▸ AIM OF THE EXERCISE: Search the material for the string "this", then report how many lines hold it, with no other text.

---------- STORED DATA ----------

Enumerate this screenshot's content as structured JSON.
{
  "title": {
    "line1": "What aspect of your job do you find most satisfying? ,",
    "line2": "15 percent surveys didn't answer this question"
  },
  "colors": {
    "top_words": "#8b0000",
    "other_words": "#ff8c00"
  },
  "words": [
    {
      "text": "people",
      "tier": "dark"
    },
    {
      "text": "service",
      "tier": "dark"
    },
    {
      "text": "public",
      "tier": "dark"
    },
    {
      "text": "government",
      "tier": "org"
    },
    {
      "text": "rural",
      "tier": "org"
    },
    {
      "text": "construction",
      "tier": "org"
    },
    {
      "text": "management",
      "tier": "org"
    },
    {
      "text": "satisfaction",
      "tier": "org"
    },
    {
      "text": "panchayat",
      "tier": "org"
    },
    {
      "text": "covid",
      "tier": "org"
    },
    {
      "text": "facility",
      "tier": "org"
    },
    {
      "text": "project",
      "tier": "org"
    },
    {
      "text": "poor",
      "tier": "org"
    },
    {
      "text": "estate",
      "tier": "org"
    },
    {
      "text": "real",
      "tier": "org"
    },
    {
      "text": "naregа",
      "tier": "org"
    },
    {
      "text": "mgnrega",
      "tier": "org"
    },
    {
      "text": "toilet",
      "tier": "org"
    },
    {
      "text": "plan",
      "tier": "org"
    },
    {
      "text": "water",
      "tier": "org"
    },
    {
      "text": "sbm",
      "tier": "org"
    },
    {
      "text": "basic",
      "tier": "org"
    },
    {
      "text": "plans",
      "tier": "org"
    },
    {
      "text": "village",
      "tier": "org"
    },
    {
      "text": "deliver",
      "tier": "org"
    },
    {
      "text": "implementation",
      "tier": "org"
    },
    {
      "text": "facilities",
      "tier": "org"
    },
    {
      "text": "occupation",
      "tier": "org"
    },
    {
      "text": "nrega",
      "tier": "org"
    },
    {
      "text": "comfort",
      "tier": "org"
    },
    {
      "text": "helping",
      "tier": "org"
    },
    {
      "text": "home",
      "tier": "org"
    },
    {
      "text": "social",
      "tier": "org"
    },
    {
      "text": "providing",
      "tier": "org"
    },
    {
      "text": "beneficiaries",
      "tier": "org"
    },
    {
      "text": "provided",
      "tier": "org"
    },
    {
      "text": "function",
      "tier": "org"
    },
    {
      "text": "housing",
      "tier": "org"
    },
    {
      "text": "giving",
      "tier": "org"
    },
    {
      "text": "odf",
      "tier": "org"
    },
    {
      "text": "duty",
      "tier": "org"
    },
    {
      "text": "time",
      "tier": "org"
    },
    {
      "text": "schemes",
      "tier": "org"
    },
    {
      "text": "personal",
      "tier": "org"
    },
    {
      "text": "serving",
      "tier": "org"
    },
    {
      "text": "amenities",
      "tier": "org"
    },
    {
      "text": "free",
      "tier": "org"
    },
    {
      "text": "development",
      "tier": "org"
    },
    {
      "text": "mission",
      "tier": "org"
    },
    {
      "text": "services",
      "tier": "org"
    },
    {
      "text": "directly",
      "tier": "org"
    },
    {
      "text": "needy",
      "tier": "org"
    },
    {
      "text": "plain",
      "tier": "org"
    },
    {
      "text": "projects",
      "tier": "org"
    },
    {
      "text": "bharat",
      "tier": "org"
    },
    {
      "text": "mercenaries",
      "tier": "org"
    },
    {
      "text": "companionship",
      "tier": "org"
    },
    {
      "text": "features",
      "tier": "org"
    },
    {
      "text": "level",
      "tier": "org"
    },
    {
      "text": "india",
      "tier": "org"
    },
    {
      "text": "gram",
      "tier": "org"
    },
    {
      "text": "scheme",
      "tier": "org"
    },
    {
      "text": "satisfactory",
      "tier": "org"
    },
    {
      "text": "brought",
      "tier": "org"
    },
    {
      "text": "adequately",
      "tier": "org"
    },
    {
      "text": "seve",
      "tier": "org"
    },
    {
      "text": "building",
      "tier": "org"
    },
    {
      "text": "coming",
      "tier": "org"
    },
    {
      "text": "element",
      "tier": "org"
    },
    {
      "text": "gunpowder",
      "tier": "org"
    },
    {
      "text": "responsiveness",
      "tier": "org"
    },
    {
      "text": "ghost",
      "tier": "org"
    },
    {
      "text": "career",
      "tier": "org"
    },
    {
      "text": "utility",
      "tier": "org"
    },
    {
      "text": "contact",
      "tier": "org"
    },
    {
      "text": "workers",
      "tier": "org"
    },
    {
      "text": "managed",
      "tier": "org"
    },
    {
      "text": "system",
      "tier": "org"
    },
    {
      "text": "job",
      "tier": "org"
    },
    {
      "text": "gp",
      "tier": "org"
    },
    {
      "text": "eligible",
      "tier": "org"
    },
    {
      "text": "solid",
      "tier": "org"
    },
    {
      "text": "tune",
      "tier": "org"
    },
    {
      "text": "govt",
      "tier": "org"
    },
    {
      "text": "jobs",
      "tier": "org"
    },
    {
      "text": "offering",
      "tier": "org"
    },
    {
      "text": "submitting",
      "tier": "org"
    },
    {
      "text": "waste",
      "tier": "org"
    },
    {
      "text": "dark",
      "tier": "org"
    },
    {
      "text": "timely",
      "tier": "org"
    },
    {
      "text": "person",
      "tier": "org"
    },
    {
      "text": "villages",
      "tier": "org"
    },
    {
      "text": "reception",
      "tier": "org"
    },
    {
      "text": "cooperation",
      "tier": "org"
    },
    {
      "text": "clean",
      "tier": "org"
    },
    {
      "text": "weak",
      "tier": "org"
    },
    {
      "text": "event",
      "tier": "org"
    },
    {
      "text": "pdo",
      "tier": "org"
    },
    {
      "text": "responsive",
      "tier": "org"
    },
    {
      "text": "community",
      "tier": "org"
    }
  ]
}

----------

▸ WRITTEN ANSWER: 2